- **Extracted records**
━━━━━━━━━━━━━━━━━━━━

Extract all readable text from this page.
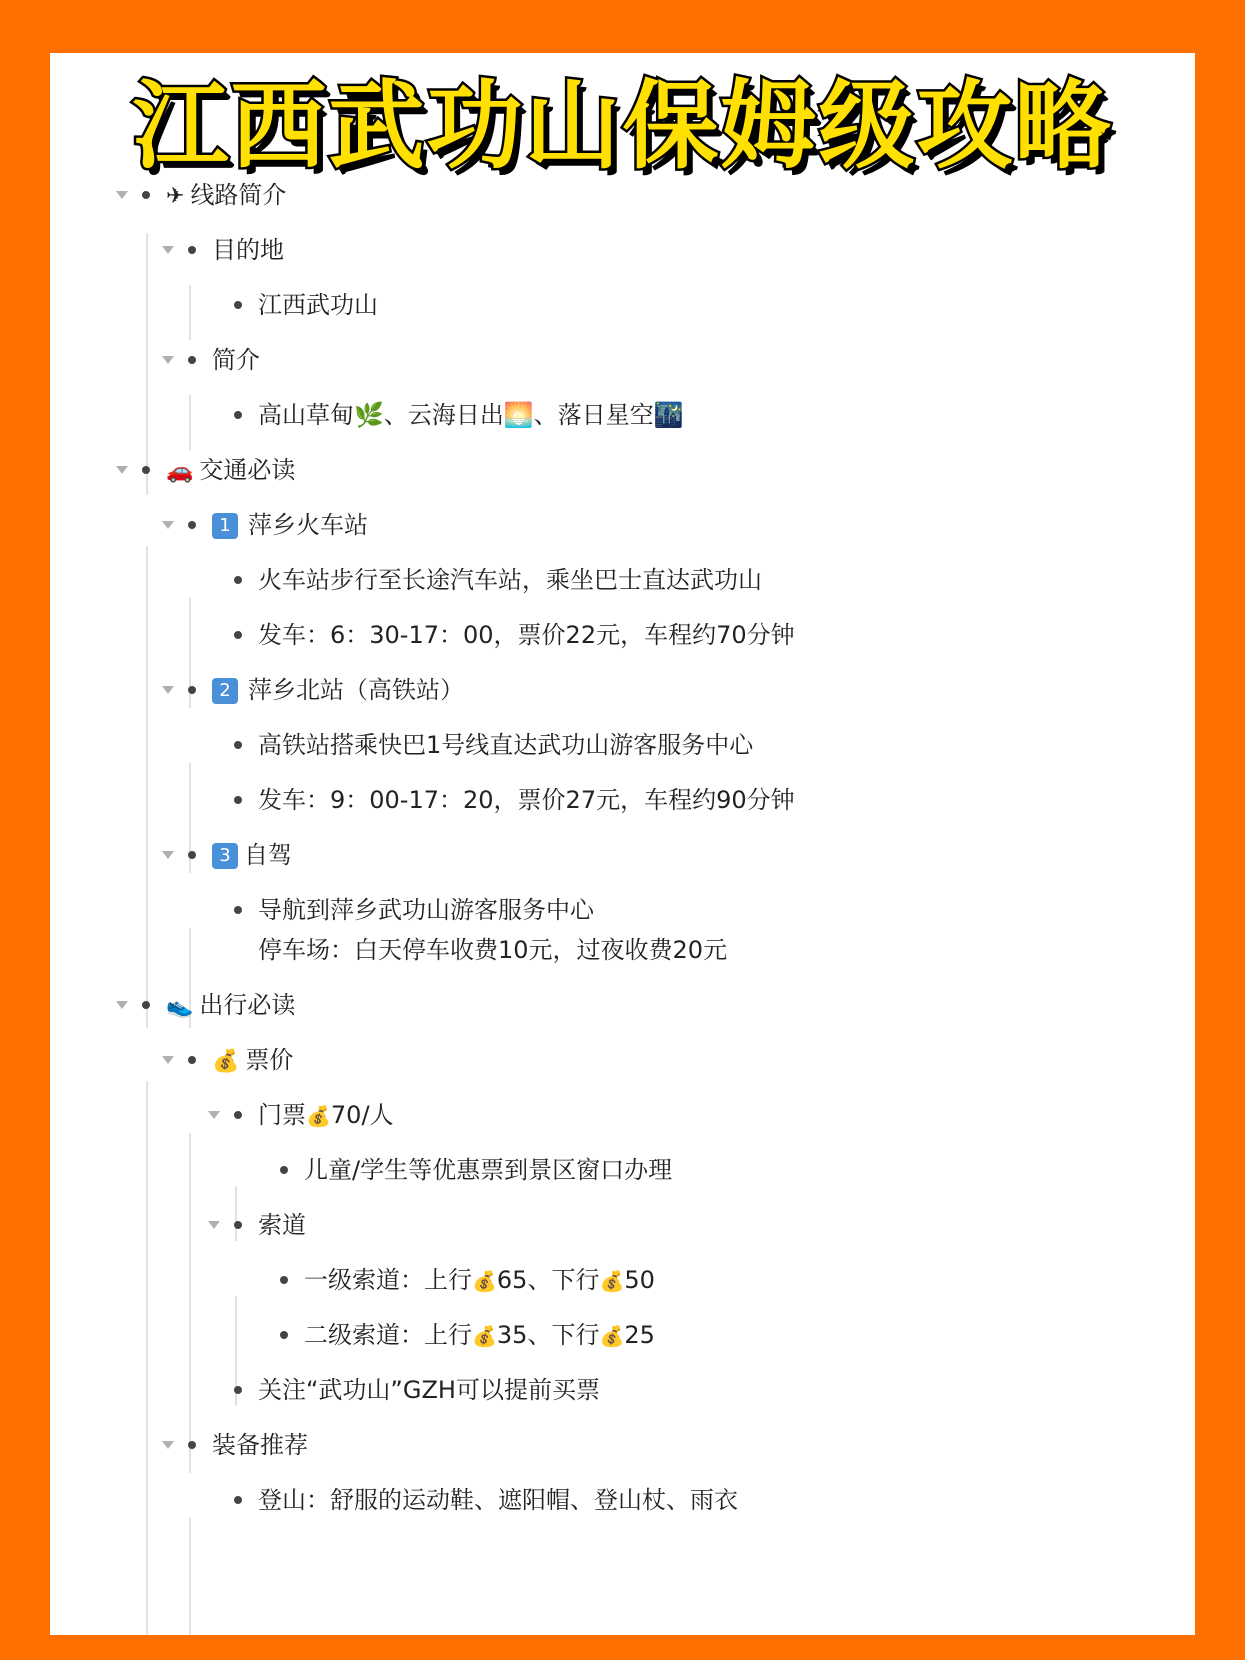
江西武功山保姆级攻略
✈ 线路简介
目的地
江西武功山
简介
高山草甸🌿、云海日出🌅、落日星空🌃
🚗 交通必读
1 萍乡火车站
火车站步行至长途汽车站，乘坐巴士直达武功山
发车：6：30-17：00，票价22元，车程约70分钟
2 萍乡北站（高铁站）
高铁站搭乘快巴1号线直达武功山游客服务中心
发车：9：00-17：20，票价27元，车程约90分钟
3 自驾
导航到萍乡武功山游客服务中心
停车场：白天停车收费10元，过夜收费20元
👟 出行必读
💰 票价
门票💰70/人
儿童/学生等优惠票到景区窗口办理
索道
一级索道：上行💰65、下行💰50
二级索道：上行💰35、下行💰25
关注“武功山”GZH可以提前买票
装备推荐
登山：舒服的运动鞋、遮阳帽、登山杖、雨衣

━━━━━━━━━━━━━━━━━━━━

- **Directions for this task**
Except for the pictures, copy every line of the records above exactly.

- **The answer**
Extract all readable text from this page.
江西武功山保姆级攻略
✈ 线路简介
目的地
江西武功山
简介
高山草甸🌿、云海日出🌅、落日星空🌃
🚗 交通必读
1 萍乡火车站
火车站步行至长途汽车站，乘坐巴士直达武功山
发车：6：30-17：00，票价22元，车程约70分钟
2 萍乡北站（高铁站）
高铁站搭乘快巴1号线直达武功山游客服务中心
发车：9：00-17：20，票价27元，车程约90分钟
3 自驾
导航到萍乡武功山游客服务中心
停车场：白天停车收费10元，过夜收费20元
👟 出行必读
💰 票价
门票💰70/人
儿童/学生等优惠票到景区窗口办理
索道
一级索道：上行💰65、下行💰50
二级索道：上行💰35、下行💰25
关注“武功山”GZH可以提前买票
装备推荐
登山：舒服的运动鞋、遮阳帽、登山杖、雨衣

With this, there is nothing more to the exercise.